A Nuoro: Mela lidone.

In Campidano: Olidone, Olidoni, Elioni, Ulioni.

A Sassari: Aridoni, Meraridoni, Braghi-Braghi.

Ad Alghero: Albòsc.

A Carloforte: Armù.

In Gallura: Ghilidone, Ghilisone, Ghilisoni.

 

Quanti nomi per identificare la stessa pianta! Vi ricordate il catalogo  di giardinaggio Stassen, molto in voga anni fa tra i dilettanti giardinieri? Vi racconto un fatto realmente accaduto ad un anziano agricoltore dorgalese. Voleva migliorare la recinzione della sua vigna occultando la rete metallica con una siepe sempreverde e, dopo un breve consulto con un suo amico continentale, ordinò da quel catalogo 80 piantine di Corbezzolo. Quando arrivarono le mise subito a dimora, innaffiandole e concimandole a dovere.

 

Passò qualche tempo nell’attesa di vedere abbellito il suo terreno di piante  esotiche, ma il dubbio che lo aveva assalito divenne realtà quando sbocciarono i fiorellini bianchi e i frutti rossi del corbezzolo di cui, beffardamente, la sua vigna era circondata. Da qui la sua frase che ci piace ricordare: ”Melalidone! E chie nd’ischiat chi ti mutias corbezzolo!” (e chi sapeva che ti chiamavi corbezzolo!)
---
▶ [Istruzioni di lavoro]
1. Nel brano sul corbezzolo, quante piantine ordinò dal catalogo l'anziano agricoltore dorgalese?
2. Elenca tutti i luoghi che l'inizio del brano sul corbezzolo accompagna con i nomi locali della pianta.

[Elementi salvati da una raccolta]
---
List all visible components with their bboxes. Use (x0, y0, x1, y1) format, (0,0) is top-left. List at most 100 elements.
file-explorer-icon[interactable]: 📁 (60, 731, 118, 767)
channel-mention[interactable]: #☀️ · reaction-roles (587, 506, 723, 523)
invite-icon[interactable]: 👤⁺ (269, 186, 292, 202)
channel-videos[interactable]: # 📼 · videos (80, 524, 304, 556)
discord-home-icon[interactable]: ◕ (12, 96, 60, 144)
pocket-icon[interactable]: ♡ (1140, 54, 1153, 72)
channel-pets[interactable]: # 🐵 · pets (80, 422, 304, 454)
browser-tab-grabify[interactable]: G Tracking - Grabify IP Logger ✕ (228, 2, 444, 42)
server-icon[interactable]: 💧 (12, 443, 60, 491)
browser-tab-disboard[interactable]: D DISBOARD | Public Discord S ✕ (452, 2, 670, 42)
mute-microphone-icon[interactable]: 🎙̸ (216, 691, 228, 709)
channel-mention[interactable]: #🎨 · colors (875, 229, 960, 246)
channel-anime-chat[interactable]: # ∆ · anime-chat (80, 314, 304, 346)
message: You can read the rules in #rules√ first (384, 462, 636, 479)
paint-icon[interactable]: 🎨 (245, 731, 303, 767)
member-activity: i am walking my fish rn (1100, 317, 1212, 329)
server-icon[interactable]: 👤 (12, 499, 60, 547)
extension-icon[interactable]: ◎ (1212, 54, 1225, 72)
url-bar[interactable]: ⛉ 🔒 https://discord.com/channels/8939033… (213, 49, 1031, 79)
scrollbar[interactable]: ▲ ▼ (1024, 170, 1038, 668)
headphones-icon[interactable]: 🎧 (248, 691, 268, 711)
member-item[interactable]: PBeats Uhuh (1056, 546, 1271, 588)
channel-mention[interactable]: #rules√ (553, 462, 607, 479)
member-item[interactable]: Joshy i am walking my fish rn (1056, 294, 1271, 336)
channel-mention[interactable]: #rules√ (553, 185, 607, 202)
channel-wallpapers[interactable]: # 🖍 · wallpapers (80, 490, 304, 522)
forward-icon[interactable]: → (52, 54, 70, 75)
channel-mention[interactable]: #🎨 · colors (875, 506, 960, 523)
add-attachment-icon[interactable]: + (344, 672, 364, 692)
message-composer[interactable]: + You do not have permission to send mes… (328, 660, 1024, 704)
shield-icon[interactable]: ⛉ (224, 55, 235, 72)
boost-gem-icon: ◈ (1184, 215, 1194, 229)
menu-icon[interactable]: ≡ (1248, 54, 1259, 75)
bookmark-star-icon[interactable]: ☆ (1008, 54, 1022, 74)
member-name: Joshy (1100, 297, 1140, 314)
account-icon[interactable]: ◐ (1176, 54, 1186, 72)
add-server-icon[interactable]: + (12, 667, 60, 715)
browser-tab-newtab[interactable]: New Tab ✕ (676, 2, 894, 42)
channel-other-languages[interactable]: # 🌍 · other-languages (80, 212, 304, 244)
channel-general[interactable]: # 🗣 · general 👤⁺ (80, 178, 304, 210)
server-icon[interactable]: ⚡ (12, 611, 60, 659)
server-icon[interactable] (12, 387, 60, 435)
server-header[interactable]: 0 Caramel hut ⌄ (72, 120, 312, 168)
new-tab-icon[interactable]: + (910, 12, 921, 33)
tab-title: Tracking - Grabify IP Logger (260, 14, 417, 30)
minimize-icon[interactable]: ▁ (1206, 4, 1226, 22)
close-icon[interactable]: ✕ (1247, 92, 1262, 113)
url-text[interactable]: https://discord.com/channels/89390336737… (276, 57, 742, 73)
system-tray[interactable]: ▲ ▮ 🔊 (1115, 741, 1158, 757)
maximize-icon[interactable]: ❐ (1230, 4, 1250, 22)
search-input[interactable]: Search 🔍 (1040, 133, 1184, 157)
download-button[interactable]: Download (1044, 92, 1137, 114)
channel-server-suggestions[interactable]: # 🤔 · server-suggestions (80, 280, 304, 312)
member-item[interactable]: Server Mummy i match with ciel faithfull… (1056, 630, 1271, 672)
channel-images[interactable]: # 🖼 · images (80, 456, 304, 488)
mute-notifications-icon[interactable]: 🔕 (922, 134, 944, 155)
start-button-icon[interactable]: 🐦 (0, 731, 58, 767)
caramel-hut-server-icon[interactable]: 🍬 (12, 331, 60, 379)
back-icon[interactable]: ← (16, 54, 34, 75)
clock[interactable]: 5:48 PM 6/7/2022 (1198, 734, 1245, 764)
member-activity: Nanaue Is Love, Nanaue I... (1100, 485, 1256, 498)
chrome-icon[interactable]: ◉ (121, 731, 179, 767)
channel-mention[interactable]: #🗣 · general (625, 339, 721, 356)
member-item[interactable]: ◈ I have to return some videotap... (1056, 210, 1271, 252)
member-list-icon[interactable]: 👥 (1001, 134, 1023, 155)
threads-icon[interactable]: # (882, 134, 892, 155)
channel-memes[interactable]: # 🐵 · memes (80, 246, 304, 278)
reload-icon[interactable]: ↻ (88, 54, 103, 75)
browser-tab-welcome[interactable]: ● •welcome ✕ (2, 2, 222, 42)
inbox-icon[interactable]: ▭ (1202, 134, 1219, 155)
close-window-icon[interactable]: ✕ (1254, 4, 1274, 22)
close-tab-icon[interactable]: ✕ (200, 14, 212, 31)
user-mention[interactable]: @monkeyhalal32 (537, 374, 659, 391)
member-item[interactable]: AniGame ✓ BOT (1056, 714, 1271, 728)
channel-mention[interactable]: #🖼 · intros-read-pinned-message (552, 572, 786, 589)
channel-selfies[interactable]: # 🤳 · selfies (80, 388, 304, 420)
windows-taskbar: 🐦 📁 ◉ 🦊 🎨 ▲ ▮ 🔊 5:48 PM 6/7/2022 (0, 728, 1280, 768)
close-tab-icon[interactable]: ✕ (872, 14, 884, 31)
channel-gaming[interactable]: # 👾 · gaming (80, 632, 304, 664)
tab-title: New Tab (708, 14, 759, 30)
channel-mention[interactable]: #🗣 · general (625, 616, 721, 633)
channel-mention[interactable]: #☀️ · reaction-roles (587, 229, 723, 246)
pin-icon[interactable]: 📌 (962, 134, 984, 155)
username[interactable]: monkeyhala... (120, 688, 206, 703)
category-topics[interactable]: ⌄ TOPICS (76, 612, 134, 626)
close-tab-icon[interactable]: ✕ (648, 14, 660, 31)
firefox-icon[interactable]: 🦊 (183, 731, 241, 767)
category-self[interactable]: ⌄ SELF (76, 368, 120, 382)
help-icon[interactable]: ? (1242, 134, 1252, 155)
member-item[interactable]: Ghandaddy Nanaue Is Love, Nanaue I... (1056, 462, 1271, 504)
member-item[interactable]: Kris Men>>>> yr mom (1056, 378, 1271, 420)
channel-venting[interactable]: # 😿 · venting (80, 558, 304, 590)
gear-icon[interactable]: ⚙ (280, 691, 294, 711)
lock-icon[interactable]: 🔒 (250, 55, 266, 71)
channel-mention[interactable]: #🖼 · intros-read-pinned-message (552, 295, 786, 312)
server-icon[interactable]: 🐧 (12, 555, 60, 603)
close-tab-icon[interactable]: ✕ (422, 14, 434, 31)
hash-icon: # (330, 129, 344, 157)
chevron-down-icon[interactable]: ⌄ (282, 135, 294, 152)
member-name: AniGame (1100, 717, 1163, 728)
---
▶ [Risposte ai compiti]
1. Ne ordinò 80.

2. Nuoro, Campidano, Sassari, Alghero, Carloforte, Gallura.